* What is expected *
Your answer should be one number: how many lines of the data include the string "Гродненской"?

(Collection entries)
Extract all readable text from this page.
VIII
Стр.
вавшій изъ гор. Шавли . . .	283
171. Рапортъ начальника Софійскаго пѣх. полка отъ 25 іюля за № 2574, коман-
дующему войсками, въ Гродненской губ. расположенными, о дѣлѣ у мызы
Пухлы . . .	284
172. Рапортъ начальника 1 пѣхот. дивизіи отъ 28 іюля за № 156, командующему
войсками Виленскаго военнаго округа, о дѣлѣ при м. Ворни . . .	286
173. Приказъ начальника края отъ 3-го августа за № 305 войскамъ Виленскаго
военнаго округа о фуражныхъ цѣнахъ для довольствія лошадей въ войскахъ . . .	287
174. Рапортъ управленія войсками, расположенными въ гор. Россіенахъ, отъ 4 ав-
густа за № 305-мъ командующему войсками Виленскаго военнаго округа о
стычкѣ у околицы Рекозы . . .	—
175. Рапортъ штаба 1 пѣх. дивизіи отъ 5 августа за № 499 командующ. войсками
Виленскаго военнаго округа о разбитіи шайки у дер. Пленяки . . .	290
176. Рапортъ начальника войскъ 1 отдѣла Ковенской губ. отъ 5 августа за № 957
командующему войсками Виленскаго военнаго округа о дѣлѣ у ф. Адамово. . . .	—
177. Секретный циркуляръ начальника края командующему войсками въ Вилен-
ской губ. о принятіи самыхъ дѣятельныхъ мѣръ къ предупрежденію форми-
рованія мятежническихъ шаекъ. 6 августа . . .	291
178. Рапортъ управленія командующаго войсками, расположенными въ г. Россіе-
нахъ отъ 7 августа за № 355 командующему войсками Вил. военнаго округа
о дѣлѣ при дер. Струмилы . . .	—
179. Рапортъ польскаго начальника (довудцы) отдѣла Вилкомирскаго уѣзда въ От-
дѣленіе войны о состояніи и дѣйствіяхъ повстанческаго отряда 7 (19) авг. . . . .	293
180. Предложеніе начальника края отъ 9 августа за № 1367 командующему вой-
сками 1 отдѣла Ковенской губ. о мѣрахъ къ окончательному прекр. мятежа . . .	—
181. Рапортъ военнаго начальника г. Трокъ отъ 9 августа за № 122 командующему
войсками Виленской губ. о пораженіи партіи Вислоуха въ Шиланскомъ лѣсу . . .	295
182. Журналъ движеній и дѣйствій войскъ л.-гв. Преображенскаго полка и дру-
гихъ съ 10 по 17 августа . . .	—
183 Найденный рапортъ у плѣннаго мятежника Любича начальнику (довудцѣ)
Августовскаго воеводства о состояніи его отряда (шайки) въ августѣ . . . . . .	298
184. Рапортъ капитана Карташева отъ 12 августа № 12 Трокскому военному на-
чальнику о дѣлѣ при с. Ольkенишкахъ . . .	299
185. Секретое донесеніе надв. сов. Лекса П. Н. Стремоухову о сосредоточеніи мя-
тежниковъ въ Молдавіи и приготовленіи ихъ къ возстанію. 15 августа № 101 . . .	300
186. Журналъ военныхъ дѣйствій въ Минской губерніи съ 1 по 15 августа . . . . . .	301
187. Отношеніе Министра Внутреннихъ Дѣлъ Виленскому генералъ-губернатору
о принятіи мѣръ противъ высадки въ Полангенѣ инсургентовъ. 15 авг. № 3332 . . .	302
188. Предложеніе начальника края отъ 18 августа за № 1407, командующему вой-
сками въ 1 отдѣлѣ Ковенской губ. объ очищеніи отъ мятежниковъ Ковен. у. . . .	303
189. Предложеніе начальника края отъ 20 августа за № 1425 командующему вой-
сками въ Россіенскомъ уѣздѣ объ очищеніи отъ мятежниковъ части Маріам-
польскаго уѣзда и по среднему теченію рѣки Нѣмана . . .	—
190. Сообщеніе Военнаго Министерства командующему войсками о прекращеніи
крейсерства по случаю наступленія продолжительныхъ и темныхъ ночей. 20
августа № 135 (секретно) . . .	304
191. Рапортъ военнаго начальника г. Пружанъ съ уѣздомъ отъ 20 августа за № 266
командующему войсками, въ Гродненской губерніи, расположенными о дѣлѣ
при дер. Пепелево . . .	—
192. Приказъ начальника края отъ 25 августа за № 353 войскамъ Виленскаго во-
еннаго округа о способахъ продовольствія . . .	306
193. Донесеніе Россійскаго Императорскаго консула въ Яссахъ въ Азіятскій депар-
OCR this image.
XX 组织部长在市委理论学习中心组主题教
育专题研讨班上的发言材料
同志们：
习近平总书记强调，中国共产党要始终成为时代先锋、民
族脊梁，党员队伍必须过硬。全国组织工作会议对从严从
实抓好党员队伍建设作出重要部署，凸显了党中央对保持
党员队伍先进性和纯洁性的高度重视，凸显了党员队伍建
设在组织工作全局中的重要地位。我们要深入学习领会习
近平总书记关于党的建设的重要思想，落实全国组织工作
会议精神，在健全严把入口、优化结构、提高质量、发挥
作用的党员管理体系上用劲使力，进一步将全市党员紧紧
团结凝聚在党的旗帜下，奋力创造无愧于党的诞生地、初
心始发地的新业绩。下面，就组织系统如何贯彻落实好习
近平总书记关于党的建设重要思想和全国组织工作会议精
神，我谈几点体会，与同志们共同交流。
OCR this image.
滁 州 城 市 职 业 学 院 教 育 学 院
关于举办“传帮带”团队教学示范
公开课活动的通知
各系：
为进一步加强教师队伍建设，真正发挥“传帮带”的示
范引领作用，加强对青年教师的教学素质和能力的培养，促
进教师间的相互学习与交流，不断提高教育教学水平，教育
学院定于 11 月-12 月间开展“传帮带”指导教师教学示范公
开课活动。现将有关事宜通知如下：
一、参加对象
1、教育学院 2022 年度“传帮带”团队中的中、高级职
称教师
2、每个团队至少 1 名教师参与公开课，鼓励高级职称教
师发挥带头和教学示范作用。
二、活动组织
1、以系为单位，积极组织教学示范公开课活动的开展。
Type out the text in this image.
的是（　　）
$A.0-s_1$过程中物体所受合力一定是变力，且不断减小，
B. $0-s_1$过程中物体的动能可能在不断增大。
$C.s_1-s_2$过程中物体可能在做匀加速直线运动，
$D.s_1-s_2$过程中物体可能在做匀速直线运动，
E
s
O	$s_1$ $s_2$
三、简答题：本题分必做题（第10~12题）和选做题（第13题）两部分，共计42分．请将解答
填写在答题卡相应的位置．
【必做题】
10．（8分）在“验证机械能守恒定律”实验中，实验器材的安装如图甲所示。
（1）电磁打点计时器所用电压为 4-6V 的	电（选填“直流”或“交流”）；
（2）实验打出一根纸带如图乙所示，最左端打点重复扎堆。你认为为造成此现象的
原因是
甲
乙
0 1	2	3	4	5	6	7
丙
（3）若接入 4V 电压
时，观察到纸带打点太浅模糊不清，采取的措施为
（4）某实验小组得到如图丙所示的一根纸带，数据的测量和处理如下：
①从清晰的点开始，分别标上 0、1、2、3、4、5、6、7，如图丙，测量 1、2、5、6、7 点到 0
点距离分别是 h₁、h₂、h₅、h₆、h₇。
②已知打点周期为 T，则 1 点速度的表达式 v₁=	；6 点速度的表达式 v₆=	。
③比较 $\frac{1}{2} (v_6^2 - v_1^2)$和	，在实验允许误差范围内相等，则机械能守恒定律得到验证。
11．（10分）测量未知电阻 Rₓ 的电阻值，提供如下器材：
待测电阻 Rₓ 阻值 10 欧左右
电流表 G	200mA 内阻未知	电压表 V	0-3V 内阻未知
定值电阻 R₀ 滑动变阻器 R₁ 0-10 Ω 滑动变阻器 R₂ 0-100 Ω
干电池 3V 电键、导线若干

* Result of the task *
2